SOURCE EXTRACT:
# # # # # # #

Note: Both bleach solutions and DNA AWAY are used for decontamintation. DNA AWAY is less corrosive than bleach and should be preferred for decontamination of sensitive equipments such as surfaces of electric devices.
GuHCl
- H302 Harmful if swallowed.
- H332 Harmful if inhaled.
- H315 Causes skin irritation.
- H319 Causes serious eye irritation.
Ethanol
- H225 Highly flammable liquid and vapour.
- H319 Causes serious eye irritation.
Isopropanol
- H225 Highly flammable liquid and vapour.
- H319 Causes serious eye irritation.
- H336 May cause drowsiness or dizziness.
EDTA
- H373 May cause damage to organs through prolonged or repeated exposure.
Proteinase K
- H315 Causes skin irritation.
- H319 Causes serious eye irritation.
- H334 May cause allergy or asthma symptoms or breathing difficulties if inhaled.
- H335 May cause respiratory irritation.
Sodium Acetate
- H139: Causes serious eye irritation
Kits
Check manufacturer's safety information for the High Pure Viral Nucleic Acid Large Volume Kit used in this protocol.
Equipment
UV radiation
- UV radiation can damage eyes and can be carcinogenic in contact with skin. Do not look directly at unshielded UV radiation. Do not expose unprotected skin to UV radiation.
- UV emitters generate ozone during operation. Use only in ventilated rooms.
Before start
Planning
This protocol takes four days, out of which three include laboratory work and one is an incubation period.

# # # # # # #

DATA SHOWN:

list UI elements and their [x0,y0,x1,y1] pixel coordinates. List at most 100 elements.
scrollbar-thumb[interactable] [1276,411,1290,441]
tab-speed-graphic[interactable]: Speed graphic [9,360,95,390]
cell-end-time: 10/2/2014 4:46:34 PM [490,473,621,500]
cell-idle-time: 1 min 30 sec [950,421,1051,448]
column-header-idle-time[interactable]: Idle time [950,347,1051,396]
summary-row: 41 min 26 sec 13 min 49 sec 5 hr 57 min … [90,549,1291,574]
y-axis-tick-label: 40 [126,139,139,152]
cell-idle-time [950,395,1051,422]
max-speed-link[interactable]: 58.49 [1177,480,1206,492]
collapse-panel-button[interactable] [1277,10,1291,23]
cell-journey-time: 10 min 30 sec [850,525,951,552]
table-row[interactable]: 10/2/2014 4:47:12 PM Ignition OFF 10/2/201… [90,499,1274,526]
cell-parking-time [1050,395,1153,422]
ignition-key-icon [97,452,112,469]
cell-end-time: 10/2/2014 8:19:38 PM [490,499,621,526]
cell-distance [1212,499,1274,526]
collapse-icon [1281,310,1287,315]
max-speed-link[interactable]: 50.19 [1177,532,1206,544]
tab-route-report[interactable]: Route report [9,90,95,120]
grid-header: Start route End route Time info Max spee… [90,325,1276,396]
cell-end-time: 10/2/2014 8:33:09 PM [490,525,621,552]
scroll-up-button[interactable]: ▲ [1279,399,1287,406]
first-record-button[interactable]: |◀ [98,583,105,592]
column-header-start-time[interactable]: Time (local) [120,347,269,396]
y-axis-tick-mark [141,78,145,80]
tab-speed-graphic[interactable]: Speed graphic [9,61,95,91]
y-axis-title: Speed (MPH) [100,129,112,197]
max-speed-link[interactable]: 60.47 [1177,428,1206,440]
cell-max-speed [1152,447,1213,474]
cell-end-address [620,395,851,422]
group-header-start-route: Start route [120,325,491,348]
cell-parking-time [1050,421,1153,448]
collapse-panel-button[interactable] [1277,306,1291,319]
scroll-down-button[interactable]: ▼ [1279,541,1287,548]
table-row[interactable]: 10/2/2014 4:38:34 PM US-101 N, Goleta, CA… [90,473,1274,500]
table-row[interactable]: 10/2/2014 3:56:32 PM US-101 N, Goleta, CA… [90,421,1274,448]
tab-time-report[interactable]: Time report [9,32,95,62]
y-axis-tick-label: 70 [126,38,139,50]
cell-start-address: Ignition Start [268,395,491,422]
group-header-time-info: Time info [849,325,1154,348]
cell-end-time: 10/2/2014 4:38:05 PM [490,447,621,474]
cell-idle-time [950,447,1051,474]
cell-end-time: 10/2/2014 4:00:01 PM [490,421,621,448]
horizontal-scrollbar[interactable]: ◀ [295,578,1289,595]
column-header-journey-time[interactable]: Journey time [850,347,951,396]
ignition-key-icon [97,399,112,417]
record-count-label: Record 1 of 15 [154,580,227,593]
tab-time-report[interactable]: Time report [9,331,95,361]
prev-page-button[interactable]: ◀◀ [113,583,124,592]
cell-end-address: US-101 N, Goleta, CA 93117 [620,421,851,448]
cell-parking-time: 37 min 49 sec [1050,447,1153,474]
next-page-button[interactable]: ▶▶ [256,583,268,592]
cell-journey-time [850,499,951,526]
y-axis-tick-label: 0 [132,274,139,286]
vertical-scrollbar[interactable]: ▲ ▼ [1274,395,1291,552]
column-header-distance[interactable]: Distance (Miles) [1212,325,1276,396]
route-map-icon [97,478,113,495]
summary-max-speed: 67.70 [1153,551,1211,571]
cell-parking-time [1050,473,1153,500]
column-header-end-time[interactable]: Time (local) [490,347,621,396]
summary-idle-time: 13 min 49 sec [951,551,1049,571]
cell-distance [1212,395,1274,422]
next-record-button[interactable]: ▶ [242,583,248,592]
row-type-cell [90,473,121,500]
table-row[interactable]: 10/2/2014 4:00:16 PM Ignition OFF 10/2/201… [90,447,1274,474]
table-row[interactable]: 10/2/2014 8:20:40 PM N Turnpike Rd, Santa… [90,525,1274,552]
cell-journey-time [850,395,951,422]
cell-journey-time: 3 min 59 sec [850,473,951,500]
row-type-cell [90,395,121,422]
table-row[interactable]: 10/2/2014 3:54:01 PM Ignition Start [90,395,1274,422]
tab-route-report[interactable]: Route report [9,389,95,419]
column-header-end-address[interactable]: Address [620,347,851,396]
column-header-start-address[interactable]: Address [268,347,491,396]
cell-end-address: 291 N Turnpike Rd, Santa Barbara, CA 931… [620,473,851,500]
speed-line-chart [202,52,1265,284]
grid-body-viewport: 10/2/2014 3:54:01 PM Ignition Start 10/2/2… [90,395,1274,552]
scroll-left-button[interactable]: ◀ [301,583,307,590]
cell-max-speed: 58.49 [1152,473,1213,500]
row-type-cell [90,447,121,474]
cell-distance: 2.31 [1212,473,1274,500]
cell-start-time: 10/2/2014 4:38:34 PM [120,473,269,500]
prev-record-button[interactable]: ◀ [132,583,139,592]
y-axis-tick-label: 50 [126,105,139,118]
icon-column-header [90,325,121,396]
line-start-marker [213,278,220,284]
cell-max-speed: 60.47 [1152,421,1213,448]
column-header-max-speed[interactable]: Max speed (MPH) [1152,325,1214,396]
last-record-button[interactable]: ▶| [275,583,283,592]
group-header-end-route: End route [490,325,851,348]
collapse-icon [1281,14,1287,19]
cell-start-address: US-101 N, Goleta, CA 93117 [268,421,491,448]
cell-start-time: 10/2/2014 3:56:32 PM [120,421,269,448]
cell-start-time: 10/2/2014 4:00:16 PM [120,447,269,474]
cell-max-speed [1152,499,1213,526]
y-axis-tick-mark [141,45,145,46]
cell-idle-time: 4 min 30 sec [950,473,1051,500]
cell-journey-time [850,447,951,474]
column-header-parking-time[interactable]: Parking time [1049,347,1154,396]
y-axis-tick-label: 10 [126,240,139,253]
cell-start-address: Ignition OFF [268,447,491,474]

# # # # # # #

WHAT TO WORK ON:
1. Answer these questions using the protocol safety text, one line per answer, marked like the questions.
(a) Which decontamination agent does the note say is less corrosive?
(b) Which hazard statement is listed for isopropanol but not for ethanol?
(c) How many days does the protocol take, and how many of them include laboratory work?
2. Proceed with the protocol safety and planning text from where it stops, in the same plain style.

PER-TASK OUTPUTS:
1.
(a) DNA AWAY
(b) H336 May cause drowsiness or dizziness.
(c) Four days, three of which include laboratory work.

2.
Only the extraction buffer can be prepared within the DNA extraction room. All other home-made buffers must be prepared in a separate dedicated PCR-free ultra-clean room, and we typically UV-irradiate these for 30 min. Purchased kits should be DNA-free.
Check waste disposal guidance for all reagents in this protocol against your corresponding laboratory regulations.
Equipment
Make sure all necessary equipment is available (see Materials).
Abbreviations
EDTA = Ethylenediaminetetraacetic acid
GuHCl = Guanidinium chloride or Guanidine hydrochloride
HPLC = High Performance Liquid Chromatography (-Grade Water)
NaClO = Sodium hypochlorite
TE = Tris-EDTA
TET = Tris-EDTA-Tween (-buffer)
UV = Ultraviolet (radiation)
Samples
Ensure sample aliquots (2-5mg) of dental calculus (in 2ml tubes) are prepared in a dedicated sampling room, prior to the day you start this protocol.
Controls
Take along a positive control (sample of known performance) and a negative control (empty tube) in order to assess the performance of the protocol and the level of background contamination. Consider these two extra samples in your calculations for buffer preparations.
Day 1: Preparation of reagents (Buffer Prep Room)
Day 1: Preparation of reagents (Buffer Prep Room)
Prepare cleaned workspace with all necessary reagents and equipment.
Note
If lab-wide large-batch pre-prepared reagent stores are used, ensure to have made personal stock-aliquot of reagents such as UV-Water, EDTA, sodium acetate, and proteinase K in amounts sufficient for this extraction.
Prepare binding buffer calculating 10 mL / reaction .
| Reagent [Stock Concentration] | Final Concentration | Volume/reaction | |
| GuHCl (1 mol=95.53 g) | 5 M | 4.77 g | |
| UV HPLC-water | 6 mL | ||
| Isopropanol (100%) | 40% | 4 mL | |
| Total | 10 mL |
Weigh GuHCl and transfer into a glass bottle.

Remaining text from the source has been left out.